What is being asked. Reproduce verbatim the lines of the listing, from its first line through the line containing "main-tick-group: 0 20", both ends included.

Source material.

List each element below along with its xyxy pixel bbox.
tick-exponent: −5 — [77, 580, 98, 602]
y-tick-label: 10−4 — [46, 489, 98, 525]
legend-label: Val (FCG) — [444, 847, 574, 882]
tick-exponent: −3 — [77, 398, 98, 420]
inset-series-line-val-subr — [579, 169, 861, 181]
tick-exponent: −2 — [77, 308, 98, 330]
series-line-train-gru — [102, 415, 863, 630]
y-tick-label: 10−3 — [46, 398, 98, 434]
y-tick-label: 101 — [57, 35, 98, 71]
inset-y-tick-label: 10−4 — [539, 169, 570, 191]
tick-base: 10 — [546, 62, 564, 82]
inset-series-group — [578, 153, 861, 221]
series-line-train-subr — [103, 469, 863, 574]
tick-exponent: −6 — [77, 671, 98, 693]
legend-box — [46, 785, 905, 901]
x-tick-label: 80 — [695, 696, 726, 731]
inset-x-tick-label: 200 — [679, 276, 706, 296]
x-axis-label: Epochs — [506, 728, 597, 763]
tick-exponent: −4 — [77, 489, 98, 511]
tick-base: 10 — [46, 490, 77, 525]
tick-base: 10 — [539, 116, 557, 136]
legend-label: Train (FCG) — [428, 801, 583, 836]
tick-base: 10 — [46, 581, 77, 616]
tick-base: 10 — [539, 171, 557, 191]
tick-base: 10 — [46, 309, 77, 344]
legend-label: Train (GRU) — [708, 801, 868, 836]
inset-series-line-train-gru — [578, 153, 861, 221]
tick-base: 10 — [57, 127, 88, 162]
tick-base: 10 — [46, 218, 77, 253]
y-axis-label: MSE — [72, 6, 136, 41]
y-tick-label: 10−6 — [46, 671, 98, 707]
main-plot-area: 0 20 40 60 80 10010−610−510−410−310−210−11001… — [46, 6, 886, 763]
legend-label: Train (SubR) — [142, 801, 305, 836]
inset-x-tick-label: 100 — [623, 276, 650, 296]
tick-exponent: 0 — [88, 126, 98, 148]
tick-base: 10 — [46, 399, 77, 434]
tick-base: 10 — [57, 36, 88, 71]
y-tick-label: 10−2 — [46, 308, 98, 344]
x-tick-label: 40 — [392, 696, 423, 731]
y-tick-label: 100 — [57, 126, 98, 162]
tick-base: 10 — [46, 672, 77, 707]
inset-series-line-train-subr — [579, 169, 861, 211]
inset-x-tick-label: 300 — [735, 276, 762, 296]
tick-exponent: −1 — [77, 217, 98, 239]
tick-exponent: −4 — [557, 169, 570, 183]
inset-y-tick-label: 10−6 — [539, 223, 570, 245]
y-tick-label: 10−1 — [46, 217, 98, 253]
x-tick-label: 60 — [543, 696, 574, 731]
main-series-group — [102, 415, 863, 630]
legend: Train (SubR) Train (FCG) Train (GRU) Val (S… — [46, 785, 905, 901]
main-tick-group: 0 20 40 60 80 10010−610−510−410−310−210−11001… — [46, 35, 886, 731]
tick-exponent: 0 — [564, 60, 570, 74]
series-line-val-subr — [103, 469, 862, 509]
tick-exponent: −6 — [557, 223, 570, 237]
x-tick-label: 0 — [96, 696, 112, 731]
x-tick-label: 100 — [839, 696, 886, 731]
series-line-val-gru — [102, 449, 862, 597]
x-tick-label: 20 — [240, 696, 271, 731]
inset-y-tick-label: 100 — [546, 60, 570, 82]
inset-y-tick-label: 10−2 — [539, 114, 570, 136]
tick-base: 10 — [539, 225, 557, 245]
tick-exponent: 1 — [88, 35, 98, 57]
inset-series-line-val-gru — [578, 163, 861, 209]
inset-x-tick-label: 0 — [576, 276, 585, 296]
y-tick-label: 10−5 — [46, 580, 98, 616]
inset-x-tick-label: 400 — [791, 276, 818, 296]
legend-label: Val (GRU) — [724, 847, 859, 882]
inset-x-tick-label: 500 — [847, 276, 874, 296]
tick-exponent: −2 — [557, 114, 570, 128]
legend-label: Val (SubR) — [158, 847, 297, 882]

Finished task.
List each element below along with its xyxy pixel bbox.
tick-exponent: −5 — [77, 580, 98, 602]
y-tick-label: 10−4 — [46, 489, 98, 525]
legend-label: Val (FCG) — [444, 847, 574, 882]
tick-exponent: −3 — [77, 398, 98, 420]
inset-series-line-val-subr — [579, 169, 861, 181]
tick-exponent: −2 — [77, 308, 98, 330]
series-line-train-gru — [102, 415, 863, 630]
y-tick-label: 10−3 — [46, 398, 98, 434]
y-tick-label: 101 — [57, 35, 98, 71]
inset-y-tick-label: 10−4 — [539, 169, 570, 191]
tick-base: 10 — [546, 62, 564, 82]
inset-series-group — [578, 153, 861, 221]
series-line-train-subr — [103, 469, 863, 574]
tick-exponent: −6 — [77, 671, 98, 693]
legend-box — [46, 785, 905, 901]
x-tick-label: 80 — [695, 696, 726, 731]
inset-x-tick-label: 200 — [679, 276, 706, 296]
x-axis-label: Epochs — [506, 728, 597, 763]
tick-exponent: −4 — [77, 489, 98, 511]
tick-base: 10 — [46, 490, 77, 525]
tick-base: 10 — [539, 116, 557, 136]
legend-label: Train (FCG) — [428, 801, 583, 836]
tick-base: 10 — [46, 581, 77, 616]
tick-base: 10 — [539, 171, 557, 191]
tick-base: 10 — [46, 309, 77, 344]
legend-label: Train (GRU) — [708, 801, 868, 836]
inset-series-line-train-gru — [578, 153, 861, 221]
tick-base: 10 — [57, 127, 88, 162]
tick-base: 10 — [46, 218, 77, 253]
y-axis-label: MSE — [72, 6, 136, 41]
y-tick-label: 10−6 — [46, 671, 98, 707]
main-plot-area: 0 20 40 60 80 10010−610−510−410−310−210−11001… — [46, 6, 886, 763]
legend-label: Train (SubR) — [142, 801, 305, 836]
inset-x-tick-label: 100 — [623, 276, 650, 296]
tick-exponent: 0 — [88, 126, 98, 148]
tick-base: 10 — [46, 399, 77, 434]
tick-base: 10 — [57, 36, 88, 71]
y-tick-label: 10−2 — [46, 308, 98, 344]
x-tick-label: 40 — [392, 696, 423, 731]
y-tick-label: 100 — [57, 126, 98, 162]
tick-base: 10 — [46, 672, 77, 707]
inset-series-line-train-subr — [579, 169, 861, 211]
inset-x-tick-label: 300 — [735, 276, 762, 296]
tick-exponent: −1 — [77, 217, 98, 239]
tick-exponent: −4 — [557, 169, 570, 183]
inset-y-tick-label: 10−6 — [539, 223, 570, 245]
y-tick-label: 10−1 — [46, 217, 98, 253]
x-tick-label: 60 — [543, 696, 574, 731]
main-series-group — [102, 415, 863, 630]
legend: Train (SubR) Train (FCG) Train (GRU) Val (S… — [46, 785, 905, 901]
main-tick-group: 0 20 40 60 80 10010−610−510−410−310−210−11001… — [46, 35, 886, 731]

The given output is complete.